Write out the listing below without alteration, omitting its pictures.

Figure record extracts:
****************************************

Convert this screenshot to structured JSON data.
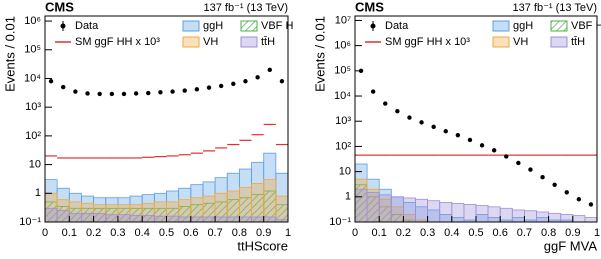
{
  "chart_data": [
    {
      "type": "histogram",
      "title": "CMS",
      "subtitle": "137 fb⁻¹ (13 TeV)",
      "xlabel": "ttHScore",
      "ylabel": "Events / 0.01",
      "log_y": true,
      "xlim": [
        0,
        1
      ],
      "ylim": [
        0.1,
        1500000
      ],
      "xticks": [
        0,
        0.1,
        0.2,
        0.3,
        0.4,
        0.5,
        0.6,
        0.7,
        0.8,
        0.9,
        1
      ],
      "yticks": [
        {
          "value": 0.1,
          "label": "10⁻¹"
        },
        1,
        10,
        {
          "value": 100,
          "label": "10²"
        },
        {
          "value": 1000,
          "label": "10³"
        },
        {
          "value": 10000,
          "label": "10⁴"
        },
        {
          "value": 100000,
          "label": "10⁵"
        },
        {
          "value": 1000000,
          "label": "10⁶"
        }
      ],
      "bins": [
        0,
        0.05,
        0.1,
        0.15,
        0.2,
        0.25,
        0.3,
        0.35,
        0.4,
        0.45,
        0.5,
        0.55,
        0.6,
        0.65,
        0.7,
        0.75,
        0.8,
        0.85,
        0.9,
        0.95,
        1
      ],
      "series": [
        {
          "name": "Data",
          "style": "points",
          "color": "#000000",
          "values": [
            8000,
            5000,
            3500,
            3000,
            2900,
            2900,
            2900,
            3000,
            3100,
            3300,
            3500,
            3800,
            4200,
            4800,
            5500,
            6500,
            8000,
            11000,
            20000,
            8000
          ]
        },
        {
          "name": "SM ggF HH x 10³",
          "style": "line",
          "color": "#e03030",
          "values": [
            20,
            17,
            17,
            17,
            17,
            17,
            17,
            17,
            18,
            19,
            20,
            22,
            25,
            30,
            38,
            50,
            70,
            110,
            250,
            50
          ]
        },
        {
          "name": "ggH",
          "style": "fill",
          "color": "#5c9ee6",
          "values": [
            3,
            1.5,
            1,
            0.8,
            0.7,
            0.7,
            0.7,
            0.8,
            0.9,
            1,
            1.2,
            1.5,
            2,
            2.5,
            3.5,
            5,
            7,
            12,
            25,
            5
          ]
        },
        {
          "name": "VBF H",
          "style": "fill",
          "hatch": true,
          "color": "#4daf4a",
          "values": [
            0.5,
            0.35,
            0.3,
            0.3,
            0.3,
            0.3,
            0.3,
            0.3,
            0.3,
            0.3,
            0.3,
            0.35,
            0.4,
            0.45,
            0.5,
            0.6,
            0.7,
            0.9,
            1.2,
            0.4
          ]
        },
        {
          "name": "VH",
          "style": "fill",
          "color": "#f2a93b",
          "values": [
            1,
            0.6,
            0.5,
            0.45,
            0.4,
            0.4,
            0.4,
            0.4,
            0.45,
            0.5,
            0.5,
            0.6,
            0.7,
            0.8,
            1,
            1.2,
            1.6,
            2.2,
            3,
            0.8
          ]
        },
        {
          "name": "tt̄H",
          "style": "fill",
          "color": "#9e8fd8",
          "values": [
            0.3,
            0.25,
            0.2,
            0.2,
            0.2,
            0.18,
            0.18,
            0.17,
            0.17,
            0.16,
            0.16,
            0.15,
            0.15,
            0.15,
            0.15,
            0.15,
            0.15,
            0.15,
            0.15,
            0.12
          ]
        }
      ]
    },
    {
      "type": "histogram",
      "title": "CMS",
      "subtitle": "137 fb⁻¹ (13 TeV)",
      "xlabel": "ggF MVA",
      "ylabel": "Events / 0.01",
      "log_y": true,
      "xlim": [
        0,
        1
      ],
      "ylim": [
        0.1,
        15000000
      ],
      "xticks": [
        0,
        0.1,
        0.2,
        0.3,
        0.4,
        0.5,
        0.6,
        0.7,
        0.8,
        0.9,
        1
      ],
      "yticks": [
        {
          "value": 0.1,
          "label": "10⁻¹"
        },
        1,
        10,
        {
          "value": 100,
          "label": "10²"
        },
        {
          "value": 1000,
          "label": "10³"
        },
        {
          "value": 10000,
          "label": "10⁴"
        },
        {
          "value": 100000,
          "label": "10⁵"
        },
        {
          "value": 1000000,
          "label": "10⁶"
        },
        {
          "value": 10000000,
          "label": "10⁷"
        }
      ],
      "bins": [
        0,
        0.05,
        0.1,
        0.15,
        0.2,
        0.25,
        0.3,
        0.35,
        0.4,
        0.45,
        0.5,
        0.55,
        0.6,
        0.65,
        0.7,
        0.75,
        0.8,
        0.85,
        0.9,
        0.95,
        1
      ],
      "series": [
        {
          "name": "Data",
          "style": "points",
          "color": "#000000",
          "values": [
            100000,
            15000,
            5000,
            2500,
            1400,
            900,
            600,
            400,
            280,
            180,
            110,
            70,
            40,
            22,
            12,
            6,
            3,
            1.5,
            0.8,
            0.5
          ]
        },
        {
          "name": "SM ggF HH x 10³",
          "style": "line",
          "color": "#e03030",
          "values": [
            45,
            45,
            45,
            45,
            45,
            45,
            45,
            45,
            45,
            45,
            45,
            45,
            45,
            45,
            45,
            45,
            45,
            45,
            45,
            45
          ]
        },
        {
          "name": "ggH",
          "style": "fill",
          "color": "#5c9ee6",
          "values": [
            20,
            5,
            2,
            1,
            0.6,
            0.4,
            0.3,
            0.2,
            0.15,
            0.12,
            0.2,
            0.15,
            0.12,
            0.15,
            0.12,
            0.15,
            0.12,
            0.12,
            0.1,
            0.1
          ]
        },
        {
          "name": "VBF H",
          "style": "fill",
          "hatch": true,
          "color": "#4daf4a",
          "values": [
            3,
            1,
            0.4,
            0.2,
            0.12,
            0.1,
            0.1,
            0.1,
            0.1,
            0.1,
            0.1,
            0.1,
            0.1,
            0.1,
            0.1,
            0.1,
            0.1,
            0.1,
            0.1,
            0.1
          ]
        },
        {
          "name": "VH",
          "style": "fill",
          "color": "#f2a93b",
          "values": [
            5,
            2,
            0.8,
            0.4,
            0.2,
            0.12,
            0.1,
            0.1,
            0.1,
            0.1,
            0.1,
            0.1,
            0.1,
            0.1,
            0.1,
            0.1,
            0.1,
            0.1,
            0.1,
            0.1
          ]
        },
        {
          "name": "tt̄H",
          "style": "fill",
          "color": "#9e8fd8",
          "values": [
            2,
            1.5,
            1.2,
            1,
            0.9,
            0.8,
            0.7,
            0.6,
            0.55,
            0.5,
            0.45,
            0.4,
            0.35,
            0.3,
            0.28,
            0.25,
            0.22,
            0.2,
            0.18,
            0.15
          ]
        }
      ]
    }
  ]
}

****************************************

* _TASK OUTPUT_:
Convert this screenshot to structured JSON data.
{
  "chart_data": [
    {
      "type": "histogram",
      "title": "CMS",
      "subtitle": "137 fb⁻¹ (13 TeV)",
      "xlabel": "ttHScore",
      "ylabel": "Events / 0.01",
      "log_y": true,
      "xlim": [
        0,
        1
      ],
      "ylim": [
        0.1,
        1500000
      ],
      "xticks": [
        0,
        0.1,
        0.2,
        0.3,
        0.4,
        0.5,
        0.6,
        0.7,
        0.8,
        0.9,
        1
      ],
      "yticks": [
        {
          "value": 0.1,
          "label": "10⁻¹"
        },
        1,
        10,
        {
          "value": 100,
          "label": "10²"
        },
        {
          "value": 1000,
          "label": "10³"
        },
        {
          "value": 10000,
          "label": "10⁴"
        },
        {
          "value": 100000,
          "label": "10⁵"
        },
        {
          "value": 1000000,
          "label": "10⁶"
        }
      ],
      "bins": [
        0,
        0.05,
        0.1,
        0.15,
        0.2,
        0.25,
        0.3,
        0.35,
        0.4,
        0.45,
        0.5,
        0.55,
        0.6,
        0.65,
        0.7,
        0.75,
        0.8,
        0.85,
        0.9,
        0.95,
        1
      ],
      "series": [
        {
          "name": "Data",
          "style": "points",
          "color": "#000000",
          "values": [
            8000,
            5000,
            3500,
            3000,
            2900,
            2900,
            2900,
            3000,
            3100,
            3300,
            3500,
            3800,
            4200,
            4800,
            5500,
            6500,
            8000,
            11000,
            20000,
            8000
          ]
        },
        {
          "name": "SM ggF HH x 10³",
          "style": "line",
          "color": "#e03030",
          "values": [
            20,
            17,
            17,
            17,
            17,
            17,
            17,
            17,
            18,
            19,
            20,
            22,
            25,
            30,
            38,
            50,
            70,
            110,
            250,
            50
          ]
        },
        {
          "name": "ggH",
          "style": "fill",
          "color": "#5c9ee6",
          "values": [
            3,
            1.5,
            1,
            0.8,
            0.7,
            0.7,
            0.7,
            0.8,
            0.9,
            1,
            1.2,
            1.5,
            2,
            2.5,
            3.5,
            5,
            7,
            12,
            25,
            5
          ]
        },
        {
          "name": "VBF H",
          "style": "fill",
          "hatch": true,
          "color": "#4daf4a",
          "values": [
            0.5,
            0.35,
            0.3,
            0.3,
            0.3,
            0.3,
            0.3,
            0.3,
            0.3,
            0.3,
            0.3,
            0.35,
            0.4,
            0.45,
            0.5,
            0.6,
            0.7,
            0.9,
            1.2,
            0.4
          ]
        },
        {
          "name": "VH",
          "style": "fill",
          "color": "#f2a93b",
          "values": [
            1,
            0.6,
            0.5,
            0.45,
            0.4,
            0.4,
            0.4,
            0.4,
            0.45,
            0.5,
            0.5,
            0.6,
            0.7,
            0.8,
            1,
            1.2,
            1.6,
            2.2,
            3,
            0.8
          ]
        },
        {
          "name": "tt̄H",
          "style": "fill",
          "color": "#9e8fd8",
          "values": [
            0.3,
            0.25,
            0.2,
            0.2,
            0.2,
            0.18,
            0.18,
            0.17,
            0.17,
            0.16,
            0.16,
            0.15,
            0.15,
            0.15,
            0.15,
            0.15,
            0.15,
            0.15,
            0.15,
            0.12
          ]
        }
      ]
    },
    {
      "type": "histogram",
      "title": "CMS",
      "subtitle": "137 fb⁻¹ (13 TeV)",
      "xlabel": "ggF MVA",
      "ylabel": "Events / 0.01",
      "log_y": true,
      "xlim": [
        0,
        1
      ],
      "ylim": [
        0.1,
        15000000
      ],
      "xticks": [
        0,
        0.1,
        0.2,
        0.3,
        0.4,
        0.5,
        0.6,
        0.7,
        0.8,
        0.9,
        1
      ],
      "yticks": [
        {
          "value": 0.1,
          "label": "10⁻¹"
        },
        1,
        10,
        {
          "value": 100,
          "label": "10²"
        },
        {
          "value": 1000,
          "label": "10³"
        },
        {
          "value": 10000,
          "label": "10⁴"
        },
        {
          "value": 100000,
          "label": "10⁵"
        },
        {
          "value": 1000000,
          "label": "10⁶"
        },
        {
          "value": 10000000,
          "label": "10⁷"
        }
      ],
      "bins": [
        0,
        0.05,
        0.1,
        0.15,
        0.2,
        0.25,
        0.3,
        0.35,
        0.4,
        0.45,
        0.5,
        0.55,
        0.6,
        0.65,
        0.7,
        0.75,
        0.8,
        0.85,
        0.9,
        0.95,
        1
      ],
      "series": [
        {
          "name": "Data",
          "style": "points",
          "color": "#000000",
          "values": [
            100000,
            15000,
            5000,
            2500,
            1400,
            900,
            600,
            400,
            280,
            180,
            110,
            70,
            40,
            22,
            12,
            6,
            3,
            1.5,
            0.8,
            0.5
          ]
        },
        {
          "name": "SM ggF HH x 10³",
          "style": "line",
          "color": "#e03030",
          "values": [
            45,
            45,
            45,
            45,
            45,
            45,
            45,
            45,
            45,
            45,
            45,
            45,
            45,
            45,
            45,
            45,
            45,
            45,
            45,
            45
          ]
        },
        {
          "name": "ggH",
          "style": "fill",
          "color": "#5c9ee6",
          "values": [
            20,
            5,
            2,
            1,
            0.6,
            0.4,
            0.3,
            0.2,
            0.15,
            0.12,
            0.2,
            0.15,
            0.12,
            0.15,
            0.12,
            0.15,
            0.12,
            0.12,
            0.1,
            0.1
          ]
        },
        {
          "name": "VBF H",
          "style": "fill",
          "hatch": true,
          "color": "#4daf4a",
          "values": [
            3,
            1,
            0.4,
            0.2,
            0.12,
            0.1,
            0.1,
            0.1,
            0.1,
            0.1,
            0.1,
            0.1,
            0.1,
            0.1,
            0.1,
            0.1,
            0.1,
            0.1,
            0.1,
            0.1
          ]
        },
        {
          "name": "VH",
          "style": "fill",
          "color": "#f2a93b",
          "values": [
            5,
            2,
            0.8,
            0.4,
            0.2,
            0.12,
            0.1,
            0.1,
            0.1,
            0.1,
            0.1,
            0.1,
            0.1,
            0.1,
            0.1,
            0.1,
            0.1,
            0.1,
            0.1,
            0.1
          ]
        },
        {
          "name": "tt̄H",
          "style": "fill",
          "color": "#9e8fd8",
          "values": [
            2,
            1.5,
            1.2,
            1,
            0.9,
            0.8,
            0.7,
            0.6,
            0.55,
            0.5,
            0.45,
            0.4,
            0.35,
            0.3,
            0.28,
            0.25,
            0.22,
            0.2,
            0.18,
            0.15
          ]
        }
      ]
    }
  ]
}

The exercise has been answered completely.